··· Bacaan yang Diberikan
Sekali lagi, kadang semua itu terasa baru beberapa saat berlalu. Rasanya baru kamarin duduk di bangku TK, baru sesaat lalu kau SMP, dan baru sekedip mata kau menapakkan kaki di SMA.

Namun semua itu kini telah berlalu. Waktu bergulir begitu cepat. Kau sama sekali bukan anak TK itu. Tubuhmu telah mengembang, suaramu berubah lebih besar, jerawat telah muncul dan pergi, uban pun terkadang muncul di sela-sela hitam rambutmu. Dan yang lebih penting, kau telah memiliki jauh lebih banyak pemahaman. Kau kini telah mengerti akan tugas, kewajiban, tanggung jawab, serta hak diri dalam menjalani hidup sebagai manusia.


Berapa jawabanmu dari pertanyaanku tadi, selama itulah engkau telah hidup di dunia ini. Anggap saja saat ini kau berusia 25 tahun. Itu berarti kira-kira kau telah hidup selama 300 bulan atau 9.000 hari. Sama artinya kau telah hidup selama 216.000 jam. Sudah lama bukan?
······
··· Informasi yang Diberikan
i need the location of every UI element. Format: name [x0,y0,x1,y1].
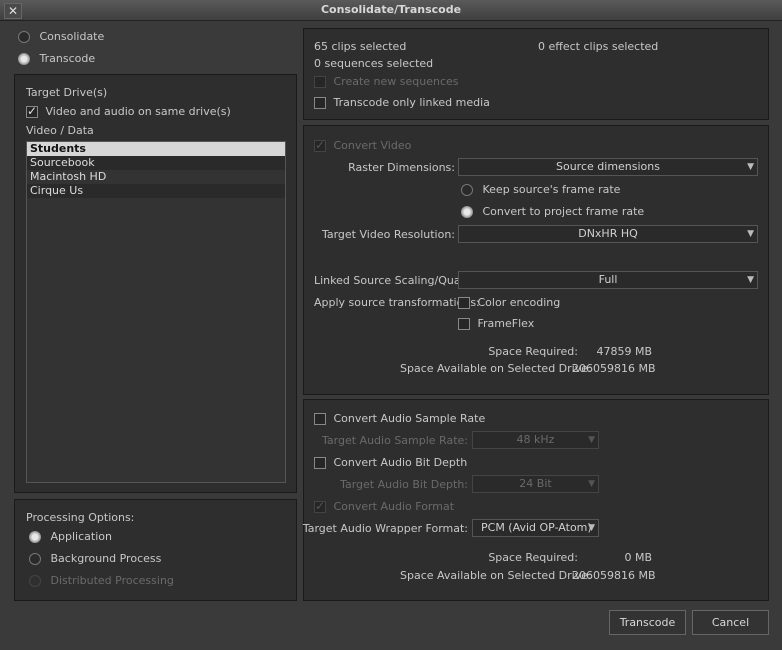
······
● Daftar Tugas:
1/ Menurut bacaan tentang cepatnya waktu berlalu, sudah berapa jam seseorang hidup jika ia berusia 25 tahun?
2/ Ketik ulang bagian bacaan tentang cepatnya waktu berlalu mulai dari "Sekali lagi, kadang" sampai dengan "kaki di SMA." tanpa mengubah apa pun.

● Hasil Tiap Tugas:
1/ Selama 216.000 jam.

2/
Sekali lagi, kadang semua itu terasa baru beberapa saat berlalu. Rasanya baru kamarin duduk di bangku TK, baru sesaat lalu kau SMP, dan baru sekedip mata kau menapakkan kaki di SMA.